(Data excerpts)
__________________________________________________

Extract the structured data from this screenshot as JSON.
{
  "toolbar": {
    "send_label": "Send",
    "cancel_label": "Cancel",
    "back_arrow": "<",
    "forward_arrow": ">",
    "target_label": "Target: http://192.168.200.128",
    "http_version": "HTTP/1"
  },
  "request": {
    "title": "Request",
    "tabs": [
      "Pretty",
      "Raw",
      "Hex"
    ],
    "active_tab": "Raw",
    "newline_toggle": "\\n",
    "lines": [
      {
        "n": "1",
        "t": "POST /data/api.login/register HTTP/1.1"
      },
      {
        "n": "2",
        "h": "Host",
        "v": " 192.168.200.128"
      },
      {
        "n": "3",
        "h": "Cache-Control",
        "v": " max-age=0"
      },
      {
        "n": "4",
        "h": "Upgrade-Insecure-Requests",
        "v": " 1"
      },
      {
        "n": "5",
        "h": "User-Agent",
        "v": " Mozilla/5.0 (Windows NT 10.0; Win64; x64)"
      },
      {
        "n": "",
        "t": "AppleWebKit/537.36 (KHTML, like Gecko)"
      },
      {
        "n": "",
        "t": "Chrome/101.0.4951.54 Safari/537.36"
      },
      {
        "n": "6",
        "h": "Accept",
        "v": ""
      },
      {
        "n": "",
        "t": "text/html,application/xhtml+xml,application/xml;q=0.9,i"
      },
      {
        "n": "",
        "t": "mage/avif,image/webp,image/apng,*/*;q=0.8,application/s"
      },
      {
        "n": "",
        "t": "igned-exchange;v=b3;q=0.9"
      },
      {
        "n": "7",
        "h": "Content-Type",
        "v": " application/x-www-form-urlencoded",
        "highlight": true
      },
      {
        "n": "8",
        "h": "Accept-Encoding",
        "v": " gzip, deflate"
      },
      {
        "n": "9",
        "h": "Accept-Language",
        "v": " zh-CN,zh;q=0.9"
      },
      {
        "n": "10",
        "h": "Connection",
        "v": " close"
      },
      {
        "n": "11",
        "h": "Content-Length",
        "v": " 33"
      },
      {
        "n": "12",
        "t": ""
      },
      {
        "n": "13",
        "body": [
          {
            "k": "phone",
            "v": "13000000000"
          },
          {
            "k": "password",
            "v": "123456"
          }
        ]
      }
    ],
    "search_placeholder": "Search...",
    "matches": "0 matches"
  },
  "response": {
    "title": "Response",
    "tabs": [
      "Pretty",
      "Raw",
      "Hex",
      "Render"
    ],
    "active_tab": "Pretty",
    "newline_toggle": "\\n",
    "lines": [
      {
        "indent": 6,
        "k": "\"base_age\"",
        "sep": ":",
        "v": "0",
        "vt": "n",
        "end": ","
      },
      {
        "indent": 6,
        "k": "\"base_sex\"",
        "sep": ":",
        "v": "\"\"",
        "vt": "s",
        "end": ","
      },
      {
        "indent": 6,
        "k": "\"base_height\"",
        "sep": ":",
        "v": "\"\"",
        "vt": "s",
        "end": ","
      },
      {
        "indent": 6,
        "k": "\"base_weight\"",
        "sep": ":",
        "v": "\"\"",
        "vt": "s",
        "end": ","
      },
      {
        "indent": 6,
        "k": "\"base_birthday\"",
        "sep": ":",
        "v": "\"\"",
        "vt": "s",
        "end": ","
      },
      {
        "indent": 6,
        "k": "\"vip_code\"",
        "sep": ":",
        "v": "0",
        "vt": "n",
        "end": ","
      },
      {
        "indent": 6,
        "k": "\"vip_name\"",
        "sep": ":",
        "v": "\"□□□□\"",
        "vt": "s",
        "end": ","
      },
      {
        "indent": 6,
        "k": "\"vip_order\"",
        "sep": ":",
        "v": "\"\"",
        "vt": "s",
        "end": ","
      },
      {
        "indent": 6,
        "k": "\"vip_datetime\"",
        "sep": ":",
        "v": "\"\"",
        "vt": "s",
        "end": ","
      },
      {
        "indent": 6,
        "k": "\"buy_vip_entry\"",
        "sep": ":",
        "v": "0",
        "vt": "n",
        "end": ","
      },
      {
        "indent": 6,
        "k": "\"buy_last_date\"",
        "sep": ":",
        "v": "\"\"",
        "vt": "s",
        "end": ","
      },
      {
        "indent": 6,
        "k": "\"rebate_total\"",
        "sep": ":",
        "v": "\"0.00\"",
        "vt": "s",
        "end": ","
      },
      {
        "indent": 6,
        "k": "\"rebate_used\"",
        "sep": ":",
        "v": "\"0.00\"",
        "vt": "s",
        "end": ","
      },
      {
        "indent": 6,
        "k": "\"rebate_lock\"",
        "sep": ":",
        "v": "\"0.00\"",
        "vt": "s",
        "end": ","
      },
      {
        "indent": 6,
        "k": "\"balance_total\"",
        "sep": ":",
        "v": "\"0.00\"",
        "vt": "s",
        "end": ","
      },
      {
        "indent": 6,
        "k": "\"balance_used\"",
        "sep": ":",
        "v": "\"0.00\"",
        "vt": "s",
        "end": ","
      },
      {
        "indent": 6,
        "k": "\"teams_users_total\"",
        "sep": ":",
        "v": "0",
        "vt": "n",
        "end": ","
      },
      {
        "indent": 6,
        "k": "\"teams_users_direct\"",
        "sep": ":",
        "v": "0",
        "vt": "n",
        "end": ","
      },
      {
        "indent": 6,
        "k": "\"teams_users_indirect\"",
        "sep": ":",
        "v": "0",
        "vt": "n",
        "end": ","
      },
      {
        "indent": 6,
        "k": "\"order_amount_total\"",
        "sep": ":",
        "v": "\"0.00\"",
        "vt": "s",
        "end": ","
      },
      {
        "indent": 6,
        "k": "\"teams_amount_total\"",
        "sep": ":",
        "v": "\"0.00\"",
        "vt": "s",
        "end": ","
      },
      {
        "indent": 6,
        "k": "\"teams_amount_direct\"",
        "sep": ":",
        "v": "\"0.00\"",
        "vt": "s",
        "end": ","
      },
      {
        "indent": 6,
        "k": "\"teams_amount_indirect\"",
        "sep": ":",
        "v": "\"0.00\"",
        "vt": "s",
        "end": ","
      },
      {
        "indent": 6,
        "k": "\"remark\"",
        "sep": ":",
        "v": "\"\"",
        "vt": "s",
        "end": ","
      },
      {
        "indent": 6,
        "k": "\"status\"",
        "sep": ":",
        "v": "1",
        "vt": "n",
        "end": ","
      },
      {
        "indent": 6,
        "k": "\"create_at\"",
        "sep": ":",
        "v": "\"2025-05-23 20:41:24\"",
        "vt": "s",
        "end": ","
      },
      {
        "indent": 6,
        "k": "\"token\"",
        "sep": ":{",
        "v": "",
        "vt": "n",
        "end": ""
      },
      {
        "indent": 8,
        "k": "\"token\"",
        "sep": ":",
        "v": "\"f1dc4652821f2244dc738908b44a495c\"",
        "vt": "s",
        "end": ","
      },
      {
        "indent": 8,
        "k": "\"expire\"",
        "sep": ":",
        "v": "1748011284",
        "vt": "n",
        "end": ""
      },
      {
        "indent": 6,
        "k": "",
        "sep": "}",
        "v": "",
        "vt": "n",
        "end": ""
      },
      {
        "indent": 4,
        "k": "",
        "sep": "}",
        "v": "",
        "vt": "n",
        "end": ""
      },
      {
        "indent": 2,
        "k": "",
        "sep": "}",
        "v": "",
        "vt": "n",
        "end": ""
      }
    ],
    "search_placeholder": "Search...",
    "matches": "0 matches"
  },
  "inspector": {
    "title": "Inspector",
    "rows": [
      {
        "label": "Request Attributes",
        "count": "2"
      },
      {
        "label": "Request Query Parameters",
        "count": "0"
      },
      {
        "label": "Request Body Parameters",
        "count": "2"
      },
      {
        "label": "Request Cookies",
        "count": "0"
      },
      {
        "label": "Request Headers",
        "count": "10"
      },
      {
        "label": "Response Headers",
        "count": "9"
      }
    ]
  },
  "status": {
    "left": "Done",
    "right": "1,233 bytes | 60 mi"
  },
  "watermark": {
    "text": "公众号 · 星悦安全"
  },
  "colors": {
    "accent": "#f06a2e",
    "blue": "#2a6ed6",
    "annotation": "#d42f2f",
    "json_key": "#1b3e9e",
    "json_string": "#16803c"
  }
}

__________________________________________________

**What needs to be done**: Lines of the listing that contain the word "title" are to be counted; report only their number.

**Response**: 3